%%

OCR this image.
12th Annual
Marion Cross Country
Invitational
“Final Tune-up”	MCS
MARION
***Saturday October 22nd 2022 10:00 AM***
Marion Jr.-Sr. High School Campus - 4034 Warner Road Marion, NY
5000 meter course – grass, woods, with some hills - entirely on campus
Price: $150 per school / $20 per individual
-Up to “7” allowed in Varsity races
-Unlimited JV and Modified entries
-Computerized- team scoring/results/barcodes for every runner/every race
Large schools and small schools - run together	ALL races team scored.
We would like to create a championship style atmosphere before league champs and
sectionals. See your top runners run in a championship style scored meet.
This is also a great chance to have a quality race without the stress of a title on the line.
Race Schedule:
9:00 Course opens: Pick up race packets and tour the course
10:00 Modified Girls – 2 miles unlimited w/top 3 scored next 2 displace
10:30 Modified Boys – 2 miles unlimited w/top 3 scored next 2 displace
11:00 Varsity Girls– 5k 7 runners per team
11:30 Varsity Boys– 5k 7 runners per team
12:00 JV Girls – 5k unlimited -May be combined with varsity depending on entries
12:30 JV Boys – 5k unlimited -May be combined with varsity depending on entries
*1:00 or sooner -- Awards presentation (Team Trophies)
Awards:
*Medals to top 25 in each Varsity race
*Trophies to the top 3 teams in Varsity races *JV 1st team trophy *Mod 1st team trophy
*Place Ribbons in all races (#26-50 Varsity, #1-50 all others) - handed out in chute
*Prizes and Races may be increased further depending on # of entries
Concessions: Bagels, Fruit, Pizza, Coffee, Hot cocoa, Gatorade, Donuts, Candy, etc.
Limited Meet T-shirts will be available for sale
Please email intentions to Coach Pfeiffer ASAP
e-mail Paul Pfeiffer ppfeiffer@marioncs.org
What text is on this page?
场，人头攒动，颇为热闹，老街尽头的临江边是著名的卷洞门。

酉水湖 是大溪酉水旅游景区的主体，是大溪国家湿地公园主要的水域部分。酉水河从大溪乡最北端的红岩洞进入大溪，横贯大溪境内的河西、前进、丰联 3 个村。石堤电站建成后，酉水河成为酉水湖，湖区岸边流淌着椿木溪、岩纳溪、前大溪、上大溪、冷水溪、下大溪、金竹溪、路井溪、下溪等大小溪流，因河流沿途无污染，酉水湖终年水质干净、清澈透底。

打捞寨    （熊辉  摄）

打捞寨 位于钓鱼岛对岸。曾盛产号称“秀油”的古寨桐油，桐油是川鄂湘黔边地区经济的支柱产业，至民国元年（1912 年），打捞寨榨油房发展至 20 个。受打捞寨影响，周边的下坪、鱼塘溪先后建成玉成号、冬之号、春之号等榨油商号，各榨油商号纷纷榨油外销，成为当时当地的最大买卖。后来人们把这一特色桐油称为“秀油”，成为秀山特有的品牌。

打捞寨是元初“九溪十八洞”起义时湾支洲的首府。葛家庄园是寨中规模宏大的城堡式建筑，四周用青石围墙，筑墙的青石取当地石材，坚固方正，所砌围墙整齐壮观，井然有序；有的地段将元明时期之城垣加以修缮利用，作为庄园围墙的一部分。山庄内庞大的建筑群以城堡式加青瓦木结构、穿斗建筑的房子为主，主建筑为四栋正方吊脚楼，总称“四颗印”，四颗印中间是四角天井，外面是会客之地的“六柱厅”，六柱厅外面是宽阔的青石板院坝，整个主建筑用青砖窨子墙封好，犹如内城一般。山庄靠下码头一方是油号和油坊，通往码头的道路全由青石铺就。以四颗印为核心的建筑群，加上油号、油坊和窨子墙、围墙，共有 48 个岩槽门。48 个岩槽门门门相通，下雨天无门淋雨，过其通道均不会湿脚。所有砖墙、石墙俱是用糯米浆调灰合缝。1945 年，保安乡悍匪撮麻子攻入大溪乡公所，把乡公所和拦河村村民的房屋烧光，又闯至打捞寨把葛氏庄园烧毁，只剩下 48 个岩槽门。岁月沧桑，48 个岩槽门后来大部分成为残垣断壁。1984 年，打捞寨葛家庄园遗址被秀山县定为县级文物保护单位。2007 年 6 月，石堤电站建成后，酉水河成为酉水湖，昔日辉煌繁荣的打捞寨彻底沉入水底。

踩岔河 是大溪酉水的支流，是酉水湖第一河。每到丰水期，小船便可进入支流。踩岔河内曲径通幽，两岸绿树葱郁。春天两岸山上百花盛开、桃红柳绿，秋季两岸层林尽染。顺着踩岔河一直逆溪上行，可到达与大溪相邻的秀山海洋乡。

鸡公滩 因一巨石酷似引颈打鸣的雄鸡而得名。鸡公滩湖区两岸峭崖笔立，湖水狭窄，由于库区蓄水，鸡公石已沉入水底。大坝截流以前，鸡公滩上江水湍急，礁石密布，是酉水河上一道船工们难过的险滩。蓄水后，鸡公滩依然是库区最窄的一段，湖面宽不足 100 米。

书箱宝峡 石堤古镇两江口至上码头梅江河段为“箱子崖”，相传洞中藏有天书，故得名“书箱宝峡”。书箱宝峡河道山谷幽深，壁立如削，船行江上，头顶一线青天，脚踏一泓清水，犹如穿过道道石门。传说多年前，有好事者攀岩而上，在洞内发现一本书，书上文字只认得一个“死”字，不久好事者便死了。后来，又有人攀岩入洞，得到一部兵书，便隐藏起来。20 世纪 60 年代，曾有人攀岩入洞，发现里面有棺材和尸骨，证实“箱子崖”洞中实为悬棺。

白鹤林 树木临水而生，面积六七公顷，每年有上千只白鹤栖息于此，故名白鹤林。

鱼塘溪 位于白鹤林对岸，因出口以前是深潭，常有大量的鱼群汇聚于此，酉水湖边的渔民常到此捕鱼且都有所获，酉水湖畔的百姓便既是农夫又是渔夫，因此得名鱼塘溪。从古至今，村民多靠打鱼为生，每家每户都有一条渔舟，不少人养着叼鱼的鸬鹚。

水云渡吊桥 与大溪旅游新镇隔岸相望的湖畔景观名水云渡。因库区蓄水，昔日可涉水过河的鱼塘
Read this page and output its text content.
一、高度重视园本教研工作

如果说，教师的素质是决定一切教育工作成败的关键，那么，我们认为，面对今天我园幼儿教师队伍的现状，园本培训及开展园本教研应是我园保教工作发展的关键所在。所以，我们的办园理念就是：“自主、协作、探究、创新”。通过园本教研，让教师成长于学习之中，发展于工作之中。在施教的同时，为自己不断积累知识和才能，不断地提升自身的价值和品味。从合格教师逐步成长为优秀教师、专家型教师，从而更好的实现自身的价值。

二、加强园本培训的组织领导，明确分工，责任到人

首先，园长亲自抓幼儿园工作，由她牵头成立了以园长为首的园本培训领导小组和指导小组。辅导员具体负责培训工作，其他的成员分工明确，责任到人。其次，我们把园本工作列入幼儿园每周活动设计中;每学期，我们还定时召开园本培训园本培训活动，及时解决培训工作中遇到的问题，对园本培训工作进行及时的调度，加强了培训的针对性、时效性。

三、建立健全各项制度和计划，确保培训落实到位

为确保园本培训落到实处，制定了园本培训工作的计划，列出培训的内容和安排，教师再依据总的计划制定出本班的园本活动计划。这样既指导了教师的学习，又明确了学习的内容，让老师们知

%%

### [WHAT IS NEEDED]
Find the line containing "Read this page and output its text content.". Reproduce it exactly, along with every line after it through the last.

### [FULL ANSWER]
Read this page and output its text content.
一、高度重视园本教研工作

如果说，教师的素质是决定一切教育工作成败的关键，那么，我们认为，面对今天我园幼儿教师队伍的现状，园本培训及开展园本教研应是我园保教工作发展的关键所在。所以，我们的办园理念就是：“自主、协作、探究、创新”。通过园本教研，让教师成长于学习之中，发展于工作之中。在施教的同时，为自己不断积累知识和才能，不断地提升自身的价值和品味。从合格教师逐步成长为优秀教师、专家型教师，从而更好的实现自身的价值。

二、加强园本培训的组织领导，明确分工，责任到人

首先，园长亲自抓幼儿园工作，由她牵头成立了以园长为首的园本培训领导小组和指导小组。辅导员具体负责培训工作，其他的成员分工明确，责任到人。其次，我们把园本工作列入幼儿园每周活动设计中;每学期，我们还定时召开园本培训园本培训活动，及时解决培训工作中遇到的问题，对园本培训工作进行及时的调度，加强了培训的针对性、时效性。

三、建立健全各项制度和计划，确保培训落实到位

为确保园本培训落到实处，制定了园本培训工作的计划，列出培训的内容和安排，教师再依据总的计划制定出本班的园本活动计划。这样既指导了教师的学习，又明确了学习的内容，让老师们知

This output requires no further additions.